▶ [Task details]: Each line that follows should be printed again exactly as it stands.

= = = = = = =

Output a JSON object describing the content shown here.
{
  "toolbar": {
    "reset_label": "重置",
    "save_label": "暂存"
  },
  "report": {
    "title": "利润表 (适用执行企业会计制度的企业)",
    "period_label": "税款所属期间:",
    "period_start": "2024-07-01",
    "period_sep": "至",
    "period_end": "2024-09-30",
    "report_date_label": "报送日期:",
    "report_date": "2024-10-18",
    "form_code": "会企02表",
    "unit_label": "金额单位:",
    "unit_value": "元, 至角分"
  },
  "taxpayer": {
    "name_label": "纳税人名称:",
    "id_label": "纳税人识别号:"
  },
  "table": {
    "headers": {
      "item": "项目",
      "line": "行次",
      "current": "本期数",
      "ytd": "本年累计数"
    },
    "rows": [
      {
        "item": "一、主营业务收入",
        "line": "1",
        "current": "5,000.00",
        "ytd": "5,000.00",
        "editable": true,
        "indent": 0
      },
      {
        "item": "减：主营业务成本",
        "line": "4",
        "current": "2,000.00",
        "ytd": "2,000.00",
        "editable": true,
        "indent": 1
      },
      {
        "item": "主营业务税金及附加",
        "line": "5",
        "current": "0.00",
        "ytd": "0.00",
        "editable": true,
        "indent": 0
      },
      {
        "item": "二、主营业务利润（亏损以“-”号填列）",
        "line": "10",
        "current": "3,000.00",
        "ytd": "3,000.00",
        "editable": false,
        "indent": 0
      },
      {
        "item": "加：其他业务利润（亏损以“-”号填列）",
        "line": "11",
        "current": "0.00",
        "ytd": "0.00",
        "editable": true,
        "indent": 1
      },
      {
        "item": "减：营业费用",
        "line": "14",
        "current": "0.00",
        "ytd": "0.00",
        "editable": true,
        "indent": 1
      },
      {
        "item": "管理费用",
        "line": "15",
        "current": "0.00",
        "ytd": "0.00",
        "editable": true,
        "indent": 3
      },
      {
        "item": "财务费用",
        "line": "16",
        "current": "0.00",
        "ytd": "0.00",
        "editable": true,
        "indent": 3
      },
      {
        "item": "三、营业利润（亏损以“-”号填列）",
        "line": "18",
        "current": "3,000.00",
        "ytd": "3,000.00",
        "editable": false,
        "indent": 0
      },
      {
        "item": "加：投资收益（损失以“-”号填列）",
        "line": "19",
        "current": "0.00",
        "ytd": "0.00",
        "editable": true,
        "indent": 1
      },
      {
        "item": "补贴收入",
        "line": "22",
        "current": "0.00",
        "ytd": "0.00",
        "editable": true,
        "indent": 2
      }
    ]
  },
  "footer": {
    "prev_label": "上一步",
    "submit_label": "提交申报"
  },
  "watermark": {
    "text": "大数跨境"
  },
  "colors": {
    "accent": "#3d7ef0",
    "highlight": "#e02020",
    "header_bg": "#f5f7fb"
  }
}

= = = = = = =

▶ [Exercise response]:
Output a JSON object describing the content shown here.
{
  "toolbar": {
    "reset_label": "重置",
    "save_label": "暂存"
  },
  "report": {
    "title": "利润表 (适用执行企业会计制度的企业)",
    "period_label": "税款所属期间:",
    "period_start": "2024-07-01",
    "period_sep": "至",
    "period_end": "2024-09-30",
    "report_date_label": "报送日期:",
    "report_date": "2024-10-18",
    "form_code": "会企02表",
    "unit_label": "金额单位:",
    "unit_value": "元, 至角分"
  },
  "taxpayer": {
    "name_label": "纳税人名称:",
    "id_label": "纳税人识别号:"
  },
  "table": {
    "headers": {
      "item": "项目",
      "line": "行次",
      "current": "本期数",
      "ytd": "本年累计数"
    },
    "rows": [
      {
        "item": "一、主营业务收入",
        "line": "1",
        "current": "5,000.00",
        "ytd": "5,000.00",
        "editable": true,
        "indent": 0
      },
      {
        "item": "减：主营业务成本",
        "line": "4",
        "current": "2,000.00",
        "ytd": "2,000.00",
        "editable": true,
        "indent": 1
      },
      {
        "item": "主营业务税金及附加",
        "line": "5",
        "current": "0.00",
        "ytd": "0.00",
        "editable": true,
        "indent": 0
      },
      {
        "item": "二、主营业务利润（亏损以“-”号填列）",
        "line": "10",
        "current": "3,000.00",
        "ytd": "3,000.00",
        "editable": false,
        "indent": 0
      },
      {
        "item": "加：其他业务利润（亏损以“-”号填列）",
        "line": "11",
        "current": "0.00",
        "ytd": "0.00",
        "editable": true,
        "indent": 1
      },
      {
        "item": "减：营业费用",
        "line": "14",
        "current": "0.00",
        "ytd": "0.00",
        "editable": true,
        "indent": 1
      },
      {
        "item": "管理费用",
        "line": "15",
        "current": "0.00",
        "ytd": "0.00",
        "editable": true,
        "indent": 3
      },
      {
        "item": "财务费用",
        "line": "16",
        "current": "0.00",
        "ytd": "0.00",
        "editable": true,
        "indent": 3
      },
      {
        "item": "三、营业利润（亏损以“-”号填列）",
        "line": "18",
        "current": "3,000.00",
        "ytd": "3,000.00",
        "editable": false,
        "indent": 0
      },
      {
        "item": "加：投资收益（损失以“-”号填列）",
        "line": "19",
        "current": "0.00",
        "ytd": "0.00",
        "editable": true,
        "indent": 1
      },
      {
        "item": "补贴收入",
        "line": "22",
        "current": "0.00",
        "ytd": "0.00",
        "editable": true,
        "indent": 2
      }
    ]
  },
  "footer": {
    "prev_label": "上一步",
    "submit_label": "提交申报"
  },
  "watermark": {
    "text": "大数跨境"
  },
  "colors": {
    "accent": "#3d7ef0",
    "highlight": "#e02020",
    "header_bg": "#f5f7fb"
  }
}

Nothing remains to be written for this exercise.